[start of Data in this exercise]
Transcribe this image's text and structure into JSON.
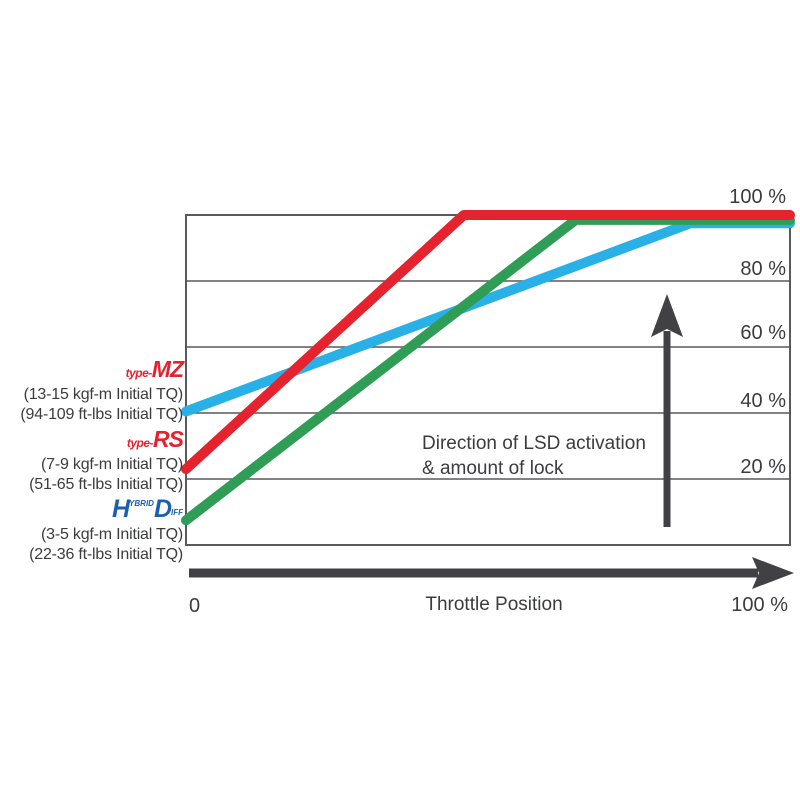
{
  "chart_data": {
    "type": "line",
    "xlabel": "Throttle Position",
    "ylabel": "",
    "x_axis": {
      "min_label": "0",
      "max_label": "100 %"
    },
    "xlim": [
      0,
      100
    ],
    "ylim": [
      0,
      100
    ],
    "grid": true,
    "yticks": [
      100,
      80,
      60,
      40,
      20
    ],
    "ytick_labels": [
      "100 %",
      "80 %",
      "60 %",
      "40 %",
      "20 %"
    ],
    "grid_lines": [
      80,
      60,
      40,
      20
    ],
    "legend_position": "left",
    "annotation": {
      "line1": "Direction of LSD activation",
      "line2": "& amount of lock"
    },
    "series": [
      {
        "name": "type-MZ",
        "color": "#29b0e6",
        "points": [
          [
            0,
            40.5
          ],
          [
            83.5,
            97.5
          ],
          [
            100,
            97.5
          ]
        ]
      },
      {
        "name": "Hybrid HD",
        "color": "#2f9d56",
        "points": [
          [
            0,
            7.5
          ],
          [
            64.5,
            98.5
          ],
          [
            100,
            98.5
          ]
        ]
      },
      {
        "name": "type-RS",
        "color": "#e4232e",
        "points": [
          [
            0,
            23
          ],
          [
            46,
            100
          ],
          [
            100,
            100
          ]
        ]
      }
    ]
  },
  "legend": {
    "items": [
      {
        "id": "type-mz",
        "logo_prefix": "type-",
        "logo_name": "MZ",
        "torque_metric": "(13-15 kgf-m Initial TQ)",
        "torque_imperial": "(94-109 ft-lbs Initial TQ)"
      },
      {
        "id": "type-rs",
        "logo_prefix": "type-",
        "logo_name": "RS",
        "torque_metric": "(7-9 kgf-m Initial TQ)",
        "torque_imperial": "(51-65 ft-lbs Initial TQ)"
      },
      {
        "id": "hybrid-hd",
        "logo_main_1": "H",
        "logo_small_1": "YBRID",
        "logo_main_2": "D",
        "logo_small_2": "IFF",
        "torque_metric": "(3-5 kgf-m Initial TQ)",
        "torque_imperial": "(22-36 ft-lbs Initial TQ)"
      }
    ]
  },
  "colors": {
    "red": "#e4232e",
    "blue": "#29b0e6",
    "green": "#2f9d56",
    "hd_logo_blue": "#1c5fb0",
    "axis_gray": "#414144",
    "grid_gray": "#58595b",
    "text_gray": "#3b3c3e"
  }
}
[end of Data in this exercise]
▶ [Task brief] Print the complete listing exactly, apart from any pictures.

▶ [Written answer]
Transcribe this image's text and structure into JSON.
{
  "chart_data": {
    "type": "line",
    "xlabel": "Throttle Position",
    "ylabel": "",
    "x_axis": {
      "min_label": "0",
      "max_label": "100 %"
    },
    "xlim": [
      0,
      100
    ],
    "ylim": [
      0,
      100
    ],
    "grid": true,
    "yticks": [
      100,
      80,
      60,
      40,
      20
    ],
    "ytick_labels": [
      "100 %",
      "80 %",
      "60 %",
      "40 %",
      "20 %"
    ],
    "grid_lines": [
      80,
      60,
      40,
      20
    ],
    "legend_position": "left",
    "annotation": {
      "line1": "Direction of LSD activation",
      "line2": "& amount of lock"
    },
    "series": [
      {
        "name": "type-MZ",
        "color": "#29b0e6",
        "points": [
          [
            0,
            40.5
          ],
          [
            83.5,
            97.5
          ],
          [
            100,
            97.5
          ]
        ]
      },
      {
        "name": "Hybrid HD",
        "color": "#2f9d56",
        "points": [
          [
            0,
            7.5
          ],
          [
            64.5,
            98.5
          ],
          [
            100,
            98.5
          ]
        ]
      },
      {
        "name": "type-RS",
        "color": "#e4232e",
        "points": [
          [
            0,
            23
          ],
          [
            46,
            100
          ],
          [
            100,
            100
          ]
        ]
      }
    ]
  },
  "legend": {
    "items": [
      {
        "id": "type-mz",
        "logo_prefix": "type-",
        "logo_name": "MZ",
        "torque_metric": "(13-15 kgf-m Initial TQ)",
        "torque_imperial": "(94-109 ft-lbs Initial TQ)"
      },
      {
        "id": "type-rs",
        "logo_prefix": "type-",
        "logo_name": "RS",
        "torque_metric": "(7-9 kgf-m Initial TQ)",
        "torque_imperial": "(51-65 ft-lbs Initial TQ)"
      },
      {
        "id": "hybrid-hd",
        "logo_main_1": "H",
        "logo_small_1": "YBRID",
        "logo_main_2": "D",
        "logo_small_2": "IFF",
        "torque_metric": "(3-5 kgf-m Initial TQ)",
        "torque_imperial": "(22-36 ft-lbs Initial TQ)"
      }
    ]
  },
  "colors": {
    "red": "#e4232e",
    "blue": "#29b0e6",
    "green": "#2f9d56",
    "hd_logo_blue": "#1c5fb0",
    "axis_gray": "#414144",
    "grid_gray": "#58595b",
    "text_gray": "#3b3c3e"
  }
}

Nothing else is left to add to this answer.